EXERCISE DETAILS
Copy out each line that has "Boca" in it.

DATA PROVIDED
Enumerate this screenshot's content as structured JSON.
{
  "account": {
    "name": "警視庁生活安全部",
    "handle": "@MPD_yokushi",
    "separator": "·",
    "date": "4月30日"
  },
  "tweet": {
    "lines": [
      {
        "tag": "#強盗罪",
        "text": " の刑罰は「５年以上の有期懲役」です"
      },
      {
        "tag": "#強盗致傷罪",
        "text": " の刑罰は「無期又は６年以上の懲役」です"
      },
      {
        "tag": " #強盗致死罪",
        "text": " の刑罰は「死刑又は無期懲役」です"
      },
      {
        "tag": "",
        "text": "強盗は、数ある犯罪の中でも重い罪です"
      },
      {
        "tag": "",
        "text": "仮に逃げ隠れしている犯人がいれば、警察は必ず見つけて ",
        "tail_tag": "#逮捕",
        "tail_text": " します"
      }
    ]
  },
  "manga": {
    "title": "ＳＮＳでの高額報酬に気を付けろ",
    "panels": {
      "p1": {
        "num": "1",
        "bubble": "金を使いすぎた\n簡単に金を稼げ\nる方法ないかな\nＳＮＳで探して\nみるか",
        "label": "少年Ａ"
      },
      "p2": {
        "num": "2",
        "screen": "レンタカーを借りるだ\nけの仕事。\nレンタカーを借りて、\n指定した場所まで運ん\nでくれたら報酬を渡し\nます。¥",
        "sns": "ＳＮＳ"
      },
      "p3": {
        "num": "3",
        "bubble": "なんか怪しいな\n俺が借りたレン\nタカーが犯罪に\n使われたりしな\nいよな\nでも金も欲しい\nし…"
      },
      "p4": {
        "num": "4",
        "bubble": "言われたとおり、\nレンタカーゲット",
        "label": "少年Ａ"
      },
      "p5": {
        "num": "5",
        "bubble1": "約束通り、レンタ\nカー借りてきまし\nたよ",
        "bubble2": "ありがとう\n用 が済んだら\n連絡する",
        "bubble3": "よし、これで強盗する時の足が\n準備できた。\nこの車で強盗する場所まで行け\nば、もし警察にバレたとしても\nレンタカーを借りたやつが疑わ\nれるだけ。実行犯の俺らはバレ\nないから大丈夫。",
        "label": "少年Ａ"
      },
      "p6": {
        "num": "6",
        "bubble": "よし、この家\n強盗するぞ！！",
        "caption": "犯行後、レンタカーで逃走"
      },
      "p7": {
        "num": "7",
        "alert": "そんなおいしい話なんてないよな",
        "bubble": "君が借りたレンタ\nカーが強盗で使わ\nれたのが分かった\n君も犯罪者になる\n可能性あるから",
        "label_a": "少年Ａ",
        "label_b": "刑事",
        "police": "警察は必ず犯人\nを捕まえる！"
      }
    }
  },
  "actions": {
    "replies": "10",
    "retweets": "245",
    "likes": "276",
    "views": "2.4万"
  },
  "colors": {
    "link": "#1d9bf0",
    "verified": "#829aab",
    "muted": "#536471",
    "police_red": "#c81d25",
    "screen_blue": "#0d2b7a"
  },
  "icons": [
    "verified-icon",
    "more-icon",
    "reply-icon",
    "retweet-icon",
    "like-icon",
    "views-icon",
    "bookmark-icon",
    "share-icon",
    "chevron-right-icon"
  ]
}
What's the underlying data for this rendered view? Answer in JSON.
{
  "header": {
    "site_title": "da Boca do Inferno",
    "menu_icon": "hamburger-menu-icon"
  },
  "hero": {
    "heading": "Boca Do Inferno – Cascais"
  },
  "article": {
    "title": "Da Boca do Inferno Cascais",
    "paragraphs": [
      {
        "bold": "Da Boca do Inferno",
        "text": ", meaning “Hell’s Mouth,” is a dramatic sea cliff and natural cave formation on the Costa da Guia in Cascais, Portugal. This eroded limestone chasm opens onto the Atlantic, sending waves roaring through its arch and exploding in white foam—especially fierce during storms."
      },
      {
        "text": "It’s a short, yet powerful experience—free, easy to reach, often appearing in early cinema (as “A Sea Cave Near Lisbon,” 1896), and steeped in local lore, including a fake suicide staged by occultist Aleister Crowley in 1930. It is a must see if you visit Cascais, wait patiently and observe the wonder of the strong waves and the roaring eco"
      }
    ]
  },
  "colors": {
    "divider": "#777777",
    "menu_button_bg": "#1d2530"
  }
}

ANSWER
    "site_title": "da Boca do Inferno",
    "heading": "Boca Do Inferno – Cascais"
    "title": "Da Boca do Inferno Cascais",
        "bold": "Da Boca do Inferno",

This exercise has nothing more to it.